● **What needs to be done**
Emit the data below verbatim, stripping out any pictures.

● **Data for this task**
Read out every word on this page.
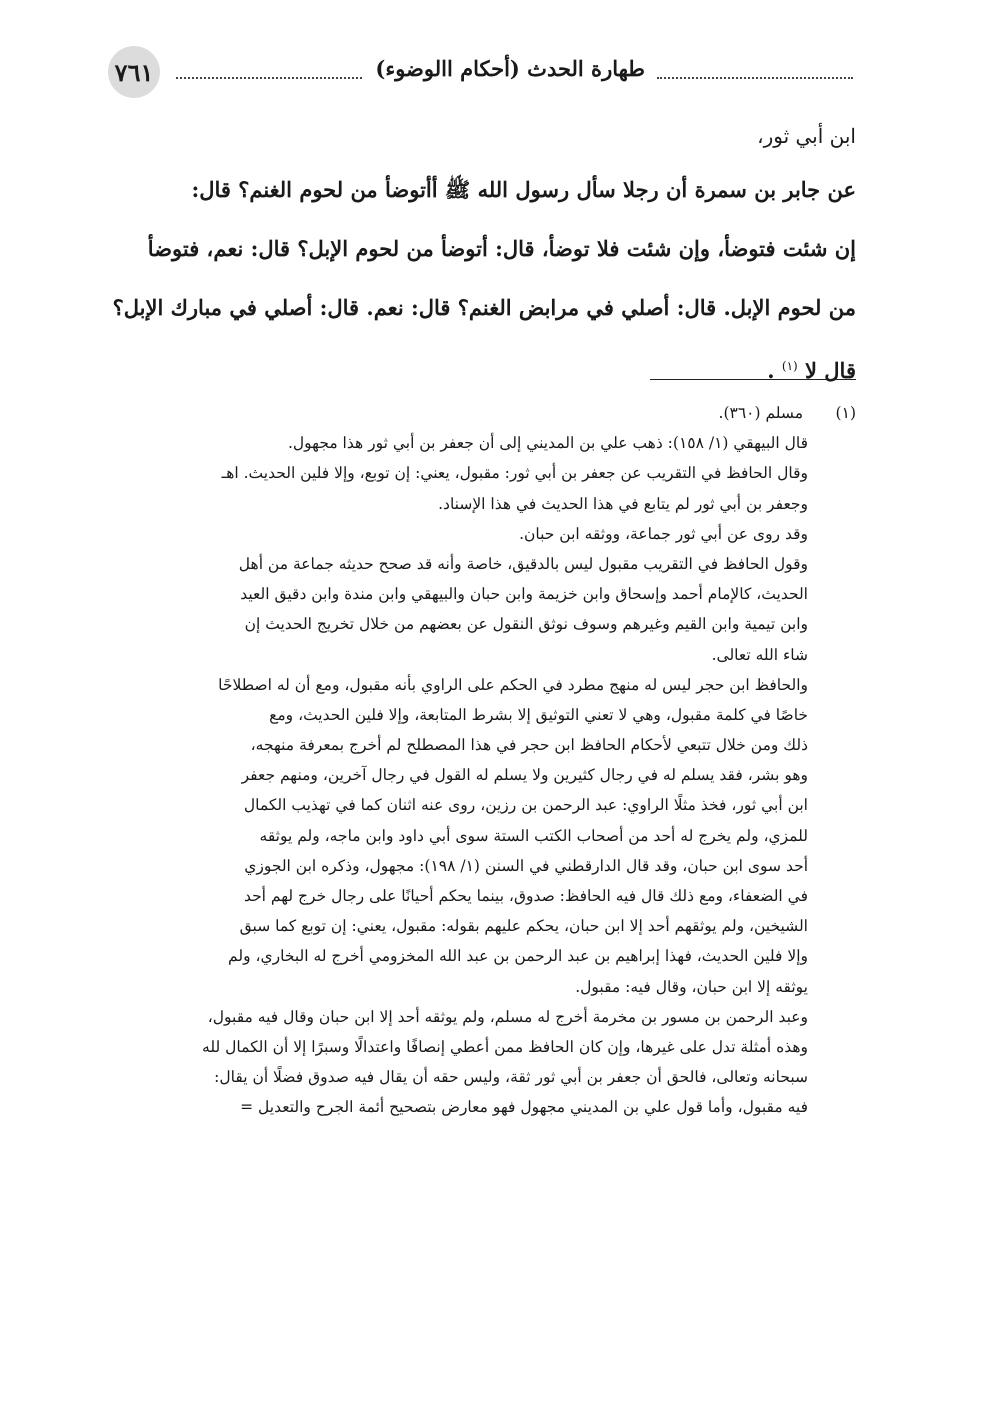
٧٦١	طهارة الحدث (أحكام االوضوء)
ابن أبي ثور،
عن جابر بن سمرة أن رجلا سأل رسول الله ﷺ أأتوضأ من لحوم الغنم؟ قال:
إن شئت فتوضأ، وإن شئت فلا توضأ، قال: أتوضأ من لحوم الإبل؟ قال: نعم، فتوضأ
من لحوم الإبل. قال: أصلي في مرابض الغنم؟ قال: نعم. قال: أصلي في مبارك الإبل؟
قال لا $^{(١)}$ .
(١) مسلم (٣٦٠).
قال البيهقي (١/ ١٥٨): ذهب علي بن المديني إلى أن جعفر بن أبي ثور هذا مجهول.
وقال الحافظ في التقريب عن جعفر بن أبي ثور: مقبول، يعني: إن توبع، وإلا فلين الحديث. اهـ
وجعفر بن أبي ثور لم يتابع في هذا الحديث في هذا الإسناد.
وقد روى عن أبي ثور جماعة، ووثقه ابن حبان.
وقول الحافظ في التقريب مقبول ليس بالدقيق، خاصة وأنه قد صحح حديثه جماعة من أهل
الحديث، كالإمام أحمد وإسحاق وابن خزيمة وابن حبان والبيهقي وابن مندة وابن دقيق العيد
وابن تيمية وابن القيم وغيرهم وسوف نوثق النقول عن بعضهم من خلال تخريج الحديث إن
شاء الله تعالى.
والحافظ ابن حجر ليس له منهج مطرد في الحكم على الراوي بأنه مقبول، ومع أن له اصطلاحًا
خاصًا في كلمة مقبول، وهي لا تعني التوثيق إلا بشرط المتابعة، وإلا فلين الحديث، ومع
ذلك ومن خلال تتبعي لأحكام الحافظ ابن حجر في هذا المصطلح لم أخرج بمعرفة منهجه،
وهو بشر، فقد يسلم له في رجال كثيرين ولا يسلم له القول في رجال آخرين، ومنهم جعفر
ابن أبي ثور، فخذ مثلًا الراوي: عبد الرحمن بن رزين، روى عنه اثنان كما في تهذيب الكمال
للمزي، ولم يخرج له أحد من أصحاب الكتب الستة سوى أبي داود وابن ماجه، ولم يوثقه
أحد سوى ابن حبان، وقد قال الدارقطني في السنن (١/ ١٩٨): مجهول، وذكره ابن الجوزي
في الضعفاء، ومع ذلك قال فيه الحافظ: صدوق، بينما يحكم أحيانًا على رجال خرج لهم أحد
الشيخين، ولم يوثقهم أحد إلا ابن حبان، يحكم عليهم بقوله: مقبول، يعني: إن توبع كما سبق
وإلا فلين الحديث، فهذا إبراهيم بن عبد الرحمن بن عبد الله المخزومي أخرج له البخاري، ولم
يوثقه إلا ابن حبان، وقال فيه: مقبول.
وعبد الرحمن بن مسور بن مخرمة أخرج له مسلم، ولم يوثقه أحد إلا ابن حبان وقال فيه مقبول،
وهذه أمثلة تدل على غيرها، وإن كان الحافظ ممن أعطي إنصافًا واعتدالًا وسبرًا إلا أن الكمال لله
سبحانه وتعالى، فالحق أن جعفر بن أبي ثور ثقة، وليس حقه أن يقال فيه صدوق فضلًا أن يقال:
فيه مقبول، وأما قول علي بن المديني مجهول فهو معارض بتصحيح أئمة الجرح والتعديل =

● **Output of the task**
Read out every word on this page.
٧٦١	طهارة الحدث (أحكام االوضوء)
ابن أبي ثور،
عن جابر بن سمرة أن رجلا سأل رسول الله ﷺ أأتوضأ من لحوم الغنم؟ قال:
إن شئت فتوضأ، وإن شئت فلا توضأ، قال: أتوضأ من لحوم الإبل؟ قال: نعم، فتوضأ
من لحوم الإبل. قال: أصلي في مرابض الغنم؟ قال: نعم. قال: أصلي في مبارك الإبل؟
قال لا $^{(١)}$ .
(١) مسلم (٣٦٠).
قال البيهقي (١/ ١٥٨): ذهب علي بن المديني إلى أن جعفر بن أبي ثور هذا مجهول.
وقال الحافظ في التقريب عن جعفر بن أبي ثور: مقبول، يعني: إن توبع، وإلا فلين الحديث. اهـ
وجعفر بن أبي ثور لم يتابع في هذا الحديث في هذا الإسناد.
وقد روى عن أبي ثور جماعة، ووثقه ابن حبان.
وقول الحافظ في التقريب مقبول ليس بالدقيق، خاصة وأنه قد صحح حديثه جماعة من أهل
الحديث، كالإمام أحمد وإسحاق وابن خزيمة وابن حبان والبيهقي وابن مندة وابن دقيق العيد
وابن تيمية وابن القيم وغيرهم وسوف نوثق النقول عن بعضهم من خلال تخريج الحديث إن
شاء الله تعالى.
والحافظ ابن حجر ليس له منهج مطرد في الحكم على الراوي بأنه مقبول، ومع أن له اصطلاحًا
خاصًا في كلمة مقبول، وهي لا تعني التوثيق إلا بشرط المتابعة، وإلا فلين الحديث، ومع
ذلك ومن خلال تتبعي لأحكام الحافظ ابن حجر في هذا المصطلح لم أخرج بمعرفة منهجه،
وهو بشر، فقد يسلم له في رجال كثيرين ولا يسلم له القول في رجال آخرين، ومنهم جعفر
ابن أبي ثور، فخذ مثلًا الراوي: عبد الرحمن بن رزين، روى عنه اثنان كما في تهذيب الكمال
للمزي، ولم يخرج له أحد من أصحاب الكتب الستة سوى أبي داود وابن ماجه، ولم يوثقه
أحد سوى ابن حبان، وقد قال الدارقطني في السنن (١/ ١٩٨): مجهول، وذكره ابن الجوزي
في الضعفاء، ومع ذلك قال فيه الحافظ: صدوق، بينما يحكم أحيانًا على رجال خرج لهم أحد
الشيخين، ولم يوثقهم أحد إلا ابن حبان، يحكم عليهم بقوله: مقبول، يعني: إن توبع كما سبق
وإلا فلين الحديث، فهذا إبراهيم بن عبد الرحمن بن عبد الله المخزومي أخرج له البخاري، ولم
يوثقه إلا ابن حبان، وقال فيه: مقبول.
وعبد الرحمن بن مسور بن مخرمة أخرج له مسلم، ولم يوثقه أحد إلا ابن حبان وقال فيه مقبول،
وهذه أمثلة تدل على غيرها، وإن كان الحافظ ممن أعطي إنصافًا واعتدالًا وسبرًا إلا أن الكمال لله
سبحانه وتعالى، فالحق أن جعفر بن أبي ثور ثقة، وليس حقه أن يقال فيه صدوق فضلًا أن يقال:
فيه مقبول، وأما قول علي بن المديني مجهول فهو معارض بتصحيح أئمة الجرح والتعديل =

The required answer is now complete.